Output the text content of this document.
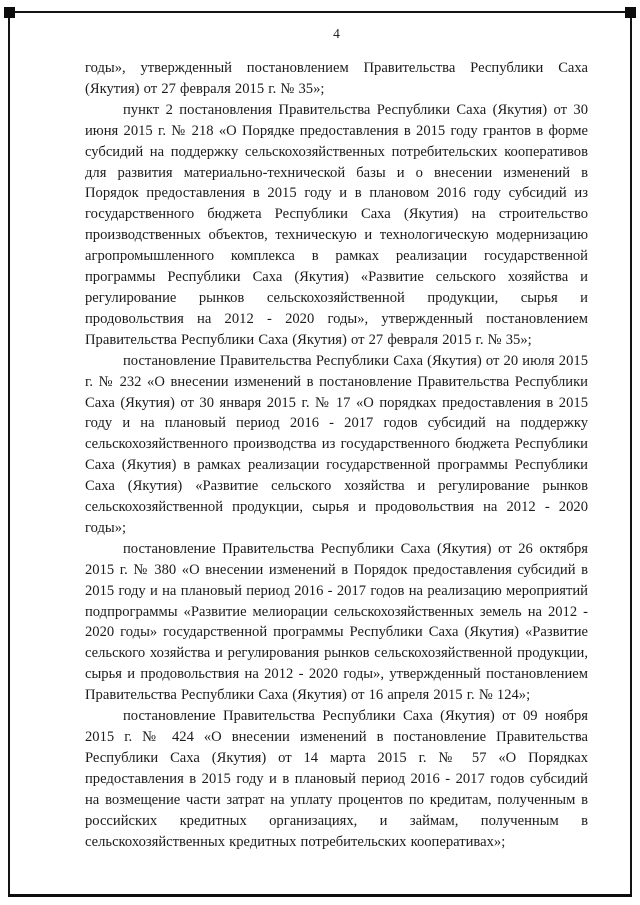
4

годы», утвержденный постановлением Правительства Республики Саха (Якутия) от 27 февраля 2015 г. № 35»;

пункт 2 постановления Правительства Республики Саха (Якутия) от 30 июня 2015 г. № 218 «О Порядке предоставления в 2015 году грантов в форме субсидий на поддержку сельскохозяйственных потребительских кооперативов для развития материально-технической базы и о внесении изменений в Порядок предоставления в 2015 году и в плановом 2016 году субсидий из государственного бюджета Республики Саха (Якутия) на строительство производственных объектов, техническую и технологическую модернизацию агропромышленного комплекса в рамках реализации государственной программы Республики Саха (Якутия) «Развитие сельского хозяйства и регулирование рынков сельскохозяйственной продукции, сырья и продовольствия на 2012 - 2020 годы», утвержденный постановлением Правительства Республики Саха (Якутия) от 27 февраля 2015 г. № 35»;

постановление Правительства Республики Саха (Якутия) от 20 июля 2015 г. № 232 «О внесении изменений в постановление Правительства Республики Саха (Якутия) от 30 января 2015 г. № 17 «О порядках предоставления в 2015 году и на плановый период 2016 - 2017 годов субсидий на поддержку сельскохозяйственного производства из государственного бюджета Республики Саха (Якутия) в рамках реализации государственной программы Республики Саха (Якутия) «Развитие сельского хозяйства и регулирование рынков сельскохозяйственной продукции, сырья и продовольствия на 2012 - 2020 годы»;

постановление Правительства Республики Саха (Якутия) от 26 октября 2015 г. № 380 «О внесении изменений в Порядок предоставления субсидий в 2015 году и на плановый период 2016 - 2017 годов на реализацию мероприятий подпрограммы «Развитие мелиорации сельскохозяйственных земель на 2012 - 2020 годы» государственной программы Республики Саха (Якутия) «Развитие сельского хозяйства и регулирования рынков сельскохозяйственной продукции, сырья и продовольствия на 2012 - 2020 годы», утвержденный постановлением Правительства Республики Саха (Якутия) от 16 апреля 2015 г. № 124»;

постановление Правительства Республики Саха (Якутия) от 09 ноября 2015 г. № 424 «О внесении изменений в постановление Правительства Республики Саха (Якутия) от 14 марта 2015 г. № 57 «О Порядках предоставления в 2015 году и в плановый период 2016 - 2017 годов субсидий на возмещение части затрат на уплату процентов по кредитам, полученным в российских кредитных организациях, и займам, полученным в сельскохозяйственных кредитных потребительских кооперативах»;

=====

→ **WHAT IS ASKED**:
Quote the material word for word, dropping any images it holds.

→ **ANSWER TO THIS PROBLEM**:
Output the text content of this document.
4

годы», утвержденный постановлением Правительства Республики Саха (Якутия) от 27 февраля 2015 г. № 35»;

пункт 2 постановления Правительства Республики Саха (Якутия) от 30 июня 2015 г. № 218 «О Порядке предоставления в 2015 году грантов в форме субсидий на поддержку сельскохозяйственных потребительских кооперативов для развития материально-технической базы и о внесении изменений в Порядок предоставления в 2015 году и в плановом 2016 году субсидий из государственного бюджета Республики Саха (Якутия) на строительство производственных объектов, техническую и технологическую модернизацию агропромышленного комплекса в рамках реализации государственной программы Республики Саха (Якутия) «Развитие сельского хозяйства и регулирование рынков сельскохозяйственной продукции, сырья и продовольствия на 2012 - 2020 годы», утвержденный постановлением Правительства Республики Саха (Якутия) от 27 февраля 2015 г. № 35»;

постановление Правительства Республики Саха (Якутия) от 20 июля 2015 г. № 232 «О внесении изменений в постановление Правительства Республики Саха (Якутия) от 30 января 2015 г. № 17 «О порядках предоставления в 2015 году и на плановый период 2016 - 2017 годов субсидий на поддержку сельскохозяйственного производства из государственного бюджета Республики Саха (Якутия) в рамках реализации государственной программы Республики Саха (Якутия) «Развитие сельского хозяйства и регулирование рынков сельскохозяйственной продукции, сырья и продовольствия на 2012 - 2020 годы»;

постановление Правительства Республики Саха (Якутия) от 26 октября 2015 г. № 380 «О внесении изменений в Порядок предоставления субсидий в 2015 году и на плановый период 2016 - 2017 годов на реализацию мероприятий подпрограммы «Развитие мелиорации сельскохозяйственных земель на 2012 - 2020 годы» государственной программы Республики Саха (Якутия) «Развитие сельского хозяйства и регулирования рынков сельскохозяйственной продукции, сырья и продовольствия на 2012 - 2020 годы», утвержденный постановлением Правительства Республики Саха (Якутия) от 16 апреля 2015 г. № 124»;

постановление Правительства Республики Саха (Якутия) от 09 ноября 2015 г. № 424 «О внесении изменений в постановление Правительства Республики Саха (Якутия) от 14 марта 2015 г. № 57 «О Порядках предоставления в 2015 году и в плановый период 2016 - 2017 годов субсидий на возмещение части затрат на уплату процентов по кредитам, полученным в российских кредитных организациях, и займам, полученным в сельскохозяйственных кредитных потребительских кооперативах»;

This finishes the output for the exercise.